**Task directions**
Among the entries below, find the lines with "subtitle" and copy them.

**Data to process**
========================================================================

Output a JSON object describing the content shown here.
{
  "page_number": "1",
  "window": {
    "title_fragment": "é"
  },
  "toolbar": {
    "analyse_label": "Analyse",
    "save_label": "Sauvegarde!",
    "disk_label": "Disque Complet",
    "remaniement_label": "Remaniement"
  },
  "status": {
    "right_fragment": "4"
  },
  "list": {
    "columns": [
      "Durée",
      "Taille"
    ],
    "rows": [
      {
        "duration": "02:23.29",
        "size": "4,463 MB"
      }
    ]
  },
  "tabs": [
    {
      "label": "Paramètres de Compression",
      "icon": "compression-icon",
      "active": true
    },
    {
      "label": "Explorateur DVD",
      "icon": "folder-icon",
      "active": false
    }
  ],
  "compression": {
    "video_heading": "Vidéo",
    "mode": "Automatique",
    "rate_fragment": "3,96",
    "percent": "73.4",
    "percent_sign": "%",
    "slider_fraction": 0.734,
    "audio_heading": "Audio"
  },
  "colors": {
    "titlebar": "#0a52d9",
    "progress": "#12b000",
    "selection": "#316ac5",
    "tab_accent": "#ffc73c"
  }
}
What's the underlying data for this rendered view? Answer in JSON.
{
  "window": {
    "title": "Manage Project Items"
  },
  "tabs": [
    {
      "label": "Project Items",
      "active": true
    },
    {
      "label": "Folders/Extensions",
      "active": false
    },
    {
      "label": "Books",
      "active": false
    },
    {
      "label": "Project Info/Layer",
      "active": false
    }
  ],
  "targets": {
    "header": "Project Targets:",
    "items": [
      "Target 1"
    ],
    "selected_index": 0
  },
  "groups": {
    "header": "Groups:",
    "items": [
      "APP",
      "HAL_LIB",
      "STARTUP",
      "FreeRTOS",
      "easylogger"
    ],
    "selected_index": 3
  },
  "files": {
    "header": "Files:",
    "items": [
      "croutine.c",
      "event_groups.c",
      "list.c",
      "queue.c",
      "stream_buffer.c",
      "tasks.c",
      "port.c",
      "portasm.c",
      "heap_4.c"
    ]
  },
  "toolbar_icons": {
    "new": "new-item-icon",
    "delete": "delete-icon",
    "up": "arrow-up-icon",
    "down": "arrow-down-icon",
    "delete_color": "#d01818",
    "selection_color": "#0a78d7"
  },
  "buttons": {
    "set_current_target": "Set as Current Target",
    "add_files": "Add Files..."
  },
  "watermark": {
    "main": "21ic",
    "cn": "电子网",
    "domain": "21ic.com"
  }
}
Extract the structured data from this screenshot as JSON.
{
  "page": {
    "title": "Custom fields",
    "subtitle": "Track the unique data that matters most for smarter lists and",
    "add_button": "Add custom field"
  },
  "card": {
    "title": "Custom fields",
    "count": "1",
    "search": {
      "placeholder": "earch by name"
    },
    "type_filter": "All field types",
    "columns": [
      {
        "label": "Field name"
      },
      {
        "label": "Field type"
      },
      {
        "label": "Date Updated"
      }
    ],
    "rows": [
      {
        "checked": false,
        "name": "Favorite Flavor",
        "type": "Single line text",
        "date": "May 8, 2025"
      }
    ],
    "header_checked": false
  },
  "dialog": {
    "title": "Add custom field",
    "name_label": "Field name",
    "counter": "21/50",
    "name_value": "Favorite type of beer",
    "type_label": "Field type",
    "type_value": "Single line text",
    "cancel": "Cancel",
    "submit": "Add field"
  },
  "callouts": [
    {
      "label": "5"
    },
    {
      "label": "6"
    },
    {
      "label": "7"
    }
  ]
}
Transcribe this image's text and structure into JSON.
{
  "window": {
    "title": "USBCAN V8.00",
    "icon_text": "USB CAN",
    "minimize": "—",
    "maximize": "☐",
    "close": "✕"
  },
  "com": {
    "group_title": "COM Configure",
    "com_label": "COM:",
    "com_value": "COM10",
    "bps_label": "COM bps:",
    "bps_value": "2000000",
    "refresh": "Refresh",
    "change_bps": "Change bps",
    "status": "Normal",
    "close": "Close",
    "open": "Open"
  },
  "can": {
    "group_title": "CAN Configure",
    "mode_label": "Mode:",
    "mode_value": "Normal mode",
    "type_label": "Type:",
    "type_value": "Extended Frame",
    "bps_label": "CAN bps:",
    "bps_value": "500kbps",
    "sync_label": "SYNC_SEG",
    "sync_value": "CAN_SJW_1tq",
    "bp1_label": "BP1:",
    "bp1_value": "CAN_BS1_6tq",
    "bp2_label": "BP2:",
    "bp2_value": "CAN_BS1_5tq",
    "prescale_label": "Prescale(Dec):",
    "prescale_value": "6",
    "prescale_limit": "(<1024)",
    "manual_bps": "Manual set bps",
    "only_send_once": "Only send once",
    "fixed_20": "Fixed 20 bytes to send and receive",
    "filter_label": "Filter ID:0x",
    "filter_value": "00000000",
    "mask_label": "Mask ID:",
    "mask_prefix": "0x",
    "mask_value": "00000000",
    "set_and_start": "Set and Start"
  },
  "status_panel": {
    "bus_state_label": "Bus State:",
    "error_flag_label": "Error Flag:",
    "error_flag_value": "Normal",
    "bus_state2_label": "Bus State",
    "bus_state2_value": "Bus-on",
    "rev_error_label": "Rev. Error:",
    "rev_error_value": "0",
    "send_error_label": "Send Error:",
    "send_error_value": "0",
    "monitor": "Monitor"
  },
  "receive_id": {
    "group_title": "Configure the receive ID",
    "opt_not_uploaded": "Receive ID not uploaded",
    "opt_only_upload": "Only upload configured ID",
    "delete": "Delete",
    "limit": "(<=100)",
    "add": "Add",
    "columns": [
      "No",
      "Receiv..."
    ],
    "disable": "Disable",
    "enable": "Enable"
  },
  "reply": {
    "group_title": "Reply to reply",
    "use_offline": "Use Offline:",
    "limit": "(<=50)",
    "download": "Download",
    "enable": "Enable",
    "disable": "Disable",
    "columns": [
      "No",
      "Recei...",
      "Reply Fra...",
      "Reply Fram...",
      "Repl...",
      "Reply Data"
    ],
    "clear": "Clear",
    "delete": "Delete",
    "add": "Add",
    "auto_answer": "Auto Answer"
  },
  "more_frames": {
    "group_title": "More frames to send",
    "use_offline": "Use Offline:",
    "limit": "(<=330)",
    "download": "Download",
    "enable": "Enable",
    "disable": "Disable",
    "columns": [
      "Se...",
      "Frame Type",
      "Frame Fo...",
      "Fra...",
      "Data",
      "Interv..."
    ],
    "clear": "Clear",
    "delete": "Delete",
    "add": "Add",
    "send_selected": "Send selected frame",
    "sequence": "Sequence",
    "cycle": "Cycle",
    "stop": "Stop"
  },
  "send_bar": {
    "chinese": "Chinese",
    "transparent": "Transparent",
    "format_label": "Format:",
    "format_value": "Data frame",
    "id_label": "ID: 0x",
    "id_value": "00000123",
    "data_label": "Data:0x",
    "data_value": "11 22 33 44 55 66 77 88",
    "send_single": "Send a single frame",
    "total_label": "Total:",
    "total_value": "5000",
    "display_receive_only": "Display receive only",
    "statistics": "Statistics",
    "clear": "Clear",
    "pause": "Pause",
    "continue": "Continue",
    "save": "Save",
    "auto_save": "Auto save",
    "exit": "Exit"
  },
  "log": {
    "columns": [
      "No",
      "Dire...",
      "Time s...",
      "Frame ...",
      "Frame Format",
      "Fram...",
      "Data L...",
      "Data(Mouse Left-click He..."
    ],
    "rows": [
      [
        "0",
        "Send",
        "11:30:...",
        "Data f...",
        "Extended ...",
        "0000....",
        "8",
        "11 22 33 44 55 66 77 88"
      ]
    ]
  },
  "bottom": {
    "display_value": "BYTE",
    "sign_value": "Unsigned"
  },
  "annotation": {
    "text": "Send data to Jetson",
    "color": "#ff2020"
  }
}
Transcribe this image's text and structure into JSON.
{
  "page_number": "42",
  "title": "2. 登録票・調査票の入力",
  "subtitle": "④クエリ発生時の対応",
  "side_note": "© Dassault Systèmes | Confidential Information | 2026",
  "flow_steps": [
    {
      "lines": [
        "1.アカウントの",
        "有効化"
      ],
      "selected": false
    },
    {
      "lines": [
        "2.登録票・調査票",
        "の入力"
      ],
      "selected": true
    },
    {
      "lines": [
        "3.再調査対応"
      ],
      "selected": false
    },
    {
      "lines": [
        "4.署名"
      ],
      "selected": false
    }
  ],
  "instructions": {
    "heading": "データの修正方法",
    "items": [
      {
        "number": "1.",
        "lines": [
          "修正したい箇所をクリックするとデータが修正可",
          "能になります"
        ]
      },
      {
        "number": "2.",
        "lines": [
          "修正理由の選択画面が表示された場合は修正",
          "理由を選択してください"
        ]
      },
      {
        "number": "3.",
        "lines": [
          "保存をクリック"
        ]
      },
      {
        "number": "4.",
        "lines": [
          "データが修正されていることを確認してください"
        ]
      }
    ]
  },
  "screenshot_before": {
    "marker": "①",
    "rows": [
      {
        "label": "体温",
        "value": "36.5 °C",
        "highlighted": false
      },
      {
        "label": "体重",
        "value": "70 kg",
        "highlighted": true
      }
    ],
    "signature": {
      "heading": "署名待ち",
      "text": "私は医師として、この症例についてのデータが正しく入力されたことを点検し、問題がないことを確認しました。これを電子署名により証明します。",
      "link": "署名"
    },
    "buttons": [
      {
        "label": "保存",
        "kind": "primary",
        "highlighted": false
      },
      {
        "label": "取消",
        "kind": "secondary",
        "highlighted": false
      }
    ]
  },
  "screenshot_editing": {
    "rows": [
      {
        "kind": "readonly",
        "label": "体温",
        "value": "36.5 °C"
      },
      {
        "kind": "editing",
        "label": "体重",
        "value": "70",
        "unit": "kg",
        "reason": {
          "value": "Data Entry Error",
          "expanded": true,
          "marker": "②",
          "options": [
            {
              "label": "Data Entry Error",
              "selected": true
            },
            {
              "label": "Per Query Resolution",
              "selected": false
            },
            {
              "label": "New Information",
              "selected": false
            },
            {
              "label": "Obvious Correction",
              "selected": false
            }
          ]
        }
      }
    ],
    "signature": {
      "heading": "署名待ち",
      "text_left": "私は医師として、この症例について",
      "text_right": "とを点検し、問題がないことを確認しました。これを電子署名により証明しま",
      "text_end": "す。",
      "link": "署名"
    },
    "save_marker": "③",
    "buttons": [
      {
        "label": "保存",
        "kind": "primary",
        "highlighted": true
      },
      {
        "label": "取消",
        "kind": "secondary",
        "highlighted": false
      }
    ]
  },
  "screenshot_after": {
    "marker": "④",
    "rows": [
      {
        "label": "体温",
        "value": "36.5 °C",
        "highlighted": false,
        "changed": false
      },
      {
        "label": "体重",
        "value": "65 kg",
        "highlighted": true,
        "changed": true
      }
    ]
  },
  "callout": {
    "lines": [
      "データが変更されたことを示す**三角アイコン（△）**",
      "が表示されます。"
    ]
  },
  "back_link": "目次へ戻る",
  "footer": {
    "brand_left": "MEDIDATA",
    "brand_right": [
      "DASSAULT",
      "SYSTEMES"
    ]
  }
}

========================================================================

**Exercise solution**
    "subtitle": "Track the unique data that matters most for smarter lists and",
  "subtitle": "④クエリ発生時の対応",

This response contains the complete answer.